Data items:
╔══

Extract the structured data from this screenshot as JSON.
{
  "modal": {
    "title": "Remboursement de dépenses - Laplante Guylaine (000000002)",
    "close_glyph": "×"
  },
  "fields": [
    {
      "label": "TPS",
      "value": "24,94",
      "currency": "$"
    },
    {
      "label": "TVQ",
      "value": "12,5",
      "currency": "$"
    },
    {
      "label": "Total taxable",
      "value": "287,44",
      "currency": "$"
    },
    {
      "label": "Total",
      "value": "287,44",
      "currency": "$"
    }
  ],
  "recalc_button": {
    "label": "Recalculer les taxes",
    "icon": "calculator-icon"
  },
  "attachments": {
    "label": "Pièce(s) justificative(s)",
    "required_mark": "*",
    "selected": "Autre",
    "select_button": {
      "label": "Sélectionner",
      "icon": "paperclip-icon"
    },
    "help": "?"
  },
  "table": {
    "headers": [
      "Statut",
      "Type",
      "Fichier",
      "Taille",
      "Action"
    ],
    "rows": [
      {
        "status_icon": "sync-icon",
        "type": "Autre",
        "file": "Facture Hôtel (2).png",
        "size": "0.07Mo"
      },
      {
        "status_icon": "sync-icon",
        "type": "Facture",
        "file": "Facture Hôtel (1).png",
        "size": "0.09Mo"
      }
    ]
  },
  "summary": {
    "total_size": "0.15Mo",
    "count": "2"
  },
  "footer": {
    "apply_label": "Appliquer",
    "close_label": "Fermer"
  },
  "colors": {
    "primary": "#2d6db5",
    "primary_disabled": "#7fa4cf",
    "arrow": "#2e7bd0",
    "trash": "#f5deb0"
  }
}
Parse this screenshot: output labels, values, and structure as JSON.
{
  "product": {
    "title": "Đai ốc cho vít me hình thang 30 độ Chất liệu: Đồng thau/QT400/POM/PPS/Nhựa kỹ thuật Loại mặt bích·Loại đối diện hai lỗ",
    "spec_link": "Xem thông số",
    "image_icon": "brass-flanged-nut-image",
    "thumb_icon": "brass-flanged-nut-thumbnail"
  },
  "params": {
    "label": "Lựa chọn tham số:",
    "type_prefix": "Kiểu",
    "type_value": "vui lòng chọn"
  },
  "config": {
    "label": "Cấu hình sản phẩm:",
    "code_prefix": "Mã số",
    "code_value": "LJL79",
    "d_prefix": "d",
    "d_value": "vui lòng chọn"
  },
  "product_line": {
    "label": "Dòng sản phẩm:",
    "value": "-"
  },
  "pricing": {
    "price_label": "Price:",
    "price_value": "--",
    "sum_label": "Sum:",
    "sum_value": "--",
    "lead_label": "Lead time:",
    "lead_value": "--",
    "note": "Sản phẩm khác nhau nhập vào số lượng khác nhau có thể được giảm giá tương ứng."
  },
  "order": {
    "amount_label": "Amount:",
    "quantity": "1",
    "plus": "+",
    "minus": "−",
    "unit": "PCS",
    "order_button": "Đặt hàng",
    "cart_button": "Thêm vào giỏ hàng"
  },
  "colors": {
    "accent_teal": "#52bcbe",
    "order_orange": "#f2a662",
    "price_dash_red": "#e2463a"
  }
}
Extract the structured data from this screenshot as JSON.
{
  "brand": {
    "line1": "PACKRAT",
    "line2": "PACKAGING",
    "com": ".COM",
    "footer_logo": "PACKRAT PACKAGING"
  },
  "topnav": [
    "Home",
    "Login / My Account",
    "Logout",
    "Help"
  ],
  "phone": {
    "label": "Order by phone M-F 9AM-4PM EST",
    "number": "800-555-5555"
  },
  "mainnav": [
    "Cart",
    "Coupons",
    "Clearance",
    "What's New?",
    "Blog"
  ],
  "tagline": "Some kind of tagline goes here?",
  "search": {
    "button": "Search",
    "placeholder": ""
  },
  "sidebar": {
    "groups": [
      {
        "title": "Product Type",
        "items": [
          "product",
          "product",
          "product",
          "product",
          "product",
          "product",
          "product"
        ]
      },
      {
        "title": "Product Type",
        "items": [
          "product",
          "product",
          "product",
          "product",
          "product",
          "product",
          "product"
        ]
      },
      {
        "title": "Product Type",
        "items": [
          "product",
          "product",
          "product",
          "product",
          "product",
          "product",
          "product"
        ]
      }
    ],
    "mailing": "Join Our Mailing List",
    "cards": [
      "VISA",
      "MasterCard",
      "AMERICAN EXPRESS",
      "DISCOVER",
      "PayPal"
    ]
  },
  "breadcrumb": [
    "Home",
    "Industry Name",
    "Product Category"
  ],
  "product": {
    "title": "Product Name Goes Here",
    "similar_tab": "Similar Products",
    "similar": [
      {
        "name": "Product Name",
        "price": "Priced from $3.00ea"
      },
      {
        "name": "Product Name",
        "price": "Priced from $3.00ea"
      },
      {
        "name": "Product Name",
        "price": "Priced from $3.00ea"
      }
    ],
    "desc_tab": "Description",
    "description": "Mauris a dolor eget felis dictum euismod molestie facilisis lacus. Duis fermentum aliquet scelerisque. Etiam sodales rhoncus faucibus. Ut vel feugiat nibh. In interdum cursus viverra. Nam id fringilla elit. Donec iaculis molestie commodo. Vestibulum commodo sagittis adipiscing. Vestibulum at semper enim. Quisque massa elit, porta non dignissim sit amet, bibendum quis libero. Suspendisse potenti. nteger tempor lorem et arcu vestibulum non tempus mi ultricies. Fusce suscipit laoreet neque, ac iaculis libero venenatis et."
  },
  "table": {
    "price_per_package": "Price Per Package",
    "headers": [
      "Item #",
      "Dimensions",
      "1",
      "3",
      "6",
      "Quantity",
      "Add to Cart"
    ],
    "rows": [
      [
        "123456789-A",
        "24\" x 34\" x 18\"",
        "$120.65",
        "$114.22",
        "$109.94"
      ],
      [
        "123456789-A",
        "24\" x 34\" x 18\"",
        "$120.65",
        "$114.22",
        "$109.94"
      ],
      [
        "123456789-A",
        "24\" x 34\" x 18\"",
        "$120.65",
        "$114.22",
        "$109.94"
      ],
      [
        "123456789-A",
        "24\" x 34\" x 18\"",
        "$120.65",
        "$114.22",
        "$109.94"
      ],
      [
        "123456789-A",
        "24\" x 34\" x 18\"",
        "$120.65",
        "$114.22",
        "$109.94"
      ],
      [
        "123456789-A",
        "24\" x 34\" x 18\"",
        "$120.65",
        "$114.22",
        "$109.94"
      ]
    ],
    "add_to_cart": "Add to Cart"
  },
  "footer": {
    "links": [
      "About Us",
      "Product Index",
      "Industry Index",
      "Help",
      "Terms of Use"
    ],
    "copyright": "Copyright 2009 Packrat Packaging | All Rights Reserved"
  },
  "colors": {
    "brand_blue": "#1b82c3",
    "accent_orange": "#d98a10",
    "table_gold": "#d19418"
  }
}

╚══

» **Problem details**
All of the entries must be written out exactly as they stand.

» **Answer to this problem**
Extract the structured data from this screenshot as JSON.
{
  "modal": {
    "title": "Remboursement de dépenses - Laplante Guylaine (000000002)",
    "close_glyph": "×"
  },
  "fields": [
    {
      "label": "TPS",
      "value": "24,94",
      "currency": "$"
    },
    {
      "label": "TVQ",
      "value": "12,5",
      "currency": "$"
    },
    {
      "label": "Total taxable",
      "value": "287,44",
      "currency": "$"
    },
    {
      "label": "Total",
      "value": "287,44",
      "currency": "$"
    }
  ],
  "recalc_button": {
    "label": "Recalculer les taxes",
    "icon": "calculator-icon"
  },
  "attachments": {
    "label": "Pièce(s) justificative(s)",
    "required_mark": "*",
    "selected": "Autre",
    "select_button": {
      "label": "Sélectionner",
      "icon": "paperclip-icon"
    },
    "help": "?"
  },
  "table": {
    "headers": [
      "Statut",
      "Type",
      "Fichier",
      "Taille",
      "Action"
    ],
    "rows": [
      {
        "status_icon": "sync-icon",
        "type": "Autre",
        "file": "Facture Hôtel (2).png",
        "size": "0.07Mo"
      },
      {
        "status_icon": "sync-icon",
        "type": "Facture",
        "file": "Facture Hôtel (1).png",
        "size": "0.09Mo"
      }
    ]
  },
  "summary": {
    "total_size": "0.15Mo",
    "count": "2"
  },
  "footer": {
    "apply_label": "Appliquer",
    "close_label": "Fermer"
  },
  "colors": {
    "primary": "#2d6db5",
    "primary_disabled": "#7fa4cf",
    "arrow": "#2e7bd0",
    "trash": "#f5deb0"
  }
}
Parse this screenshot: output labels, values, and structure as JSON.
{
  "product": {
    "title": "Đai ốc cho vít me hình thang 30 độ Chất liệu: Đồng thau/QT400/POM/PPS/Nhựa kỹ thuật Loại mặt bích·Loại đối diện hai lỗ",
    "spec_link": "Xem thông số",
    "image_icon": "brass-flanged-nut-image",
    "thumb_icon": "brass-flanged-nut-thumbnail"
  },
  "params": {
    "label": "Lựa chọn tham số:",
    "type_prefix": "Kiểu",
    "type_value": "vui lòng chọn"
  },
  "config": {
    "label": "Cấu hình sản phẩm:",
    "code_prefix": "Mã số",
    "code_value": "LJL79",
    "d_prefix": "d",
    "d_value": "vui lòng chọn"
  },
  "product_line": {
    "label": "Dòng sản phẩm:",
    "value": "-"
  },
  "pricing": {
    "price_label": "Price:",
    "price_value": "--",
    "sum_label": "Sum:",
    "sum_value": "--",
    "lead_label": "Lead time:",
    "lead_value": "--",
    "note": "Sản phẩm khác nhau nhập vào số lượng khác nhau có thể được giảm giá tương ứng."
  },
  "order": {
    "amount_label": "Amount:",
    "quantity": "1",
    "plus": "+",
    "minus": "−",
    "unit": "PCS",
    "order_button": "Đặt hàng",
    "cart_button": "Thêm vào giỏ hàng"
  },
  "colors": {
    "accent_teal": "#52bcbe",
    "order_orange": "#f2a662",
    "price_dash_red": "#e2463a"
  }
}
Extract the structured data from this screenshot as JSON.
{
  "brand": {
    "line1": "PACKRAT",
    "line2": "PACKAGING",
    "com": ".COM",
    "footer_logo": "PACKRAT PACKAGING"
  },
  "topnav": [
    "Home",
    "Login / My Account",
    "Logout",
    "Help"
  ],
  "phone": {
    "label": "Order by phone M-F 9AM-4PM EST",
    "number": "800-555-5555"
  },
  "mainnav": [
    "Cart",
    "Coupons",
    "Clearance",
    "What's New?",
    "Blog"
  ],
  "tagline": "Some kind of tagline goes here?",
  "search": {
    "button": "Search",
    "placeholder": ""
  },
  "sidebar": {
    "groups": [
      {
        "title": "Product Type",
        "items": [
          "product",
          "product",
          "product",
          "product",
          "product",
          "product",
          "product"
        ]
      },
      {
        "title": "Product Type",
        "items": [
          "product",
          "product",
          "product",
          "product",
          "product",
          "product",
          "product"
        ]
      },
      {
        "title": "Product Type",
        "items": [
          "product",
          "product",
          "product",
          "product",
          "product",
          "product",
          "product"
        ]
      }
    ],
    "mailing": "Join Our Mailing List",
    "cards": [
      "VISA",
      "MasterCard",
      "AMERICAN EXPRESS",
      "DISCOVER",
      "PayPal"
    ]
  },
  "breadcrumb": [
    "Home",
    "Industry Name",
    "Product Category"
  ],
  "product": {
    "title": "Product Name Goes Here",
    "similar_tab": "Similar Products",
    "similar": [
      {
        "name": "Product Name",
        "price": "Priced from $3.00ea"
      },
      {
        "name": "Product Name",
        "price": "Priced from $3.00ea"
      },
      {
        "name": "Product Name",
        "price": "Priced from $3.00ea"
      }
    ],
    "desc_tab": "Description",
    "description": "Mauris a dolor eget felis dictum euismod molestie facilisis lacus. Duis fermentum aliquet scelerisque. Etiam sodales rhoncus faucibus. Ut vel feugiat nibh. In interdum cursus viverra. Nam id fringilla elit. Donec iaculis molestie commodo. Vestibulum commodo sagittis adipiscing. Vestibulum at semper enim. Quisque massa elit, porta non dignissim sit amet, bibendum quis libero. Suspendisse potenti. nteger tempor lorem et arcu vestibulum non tempus mi ultricies. Fusce suscipit laoreet neque, ac iaculis libero venenatis et."
  },
  "table": {
    "price_per_package": "Price Per Package",
    "headers": [
      "Item #",
      "Dimensions",
      "1",
      "3",
      "6",
      "Quantity",
      "Add to Cart"
    ],
    "rows": [
      [
        "123456789-A",
        "24\" x 34\" x 18\"",
        "$120.65",
        "$114.22",
        "$109.94"
      ],
      [
        "123456789-A",
        "24\" x 34\" x 18\"",
        "$120.65",
        "$114.22",
        "$109.94"
      ],
      [
        "123456789-A",
        "24\" x 34\" x 18\"",
        "$120.65",
        "$114.22",
        "$109.94"
      ],
      [
        "123456789-A",
        "24\" x 34\" x 18\"",
        "$120.65",
        "$114.22",
        "$109.94"
      ],
      [
        "123456789-A",
        "24\" x 34\" x 18\"",
        "$120.65",
        "$114.22",
        "$109.94"
      ],
      [
        "123456789-A",
        "24\" x 34\" x 18\"",
        "$120.65",
        "$114.22",
        "$109.94"
      ]
    ],
    "add_to_cart": "Add to Cart"
  },
  "footer": {
    "links": [
      "About Us",
      "Product Index",
      "Industry Index",
      "Help",
      "Terms of Use"
    ],
    "copyright": "Copyright 2009 Packrat Packaging | All Rights Reserved"
  },
  "colors": {
    "brand_blue": "#1b82c3",
    "accent_orange": "#d98a10",
    "table_gold": "#d19418"
  }
}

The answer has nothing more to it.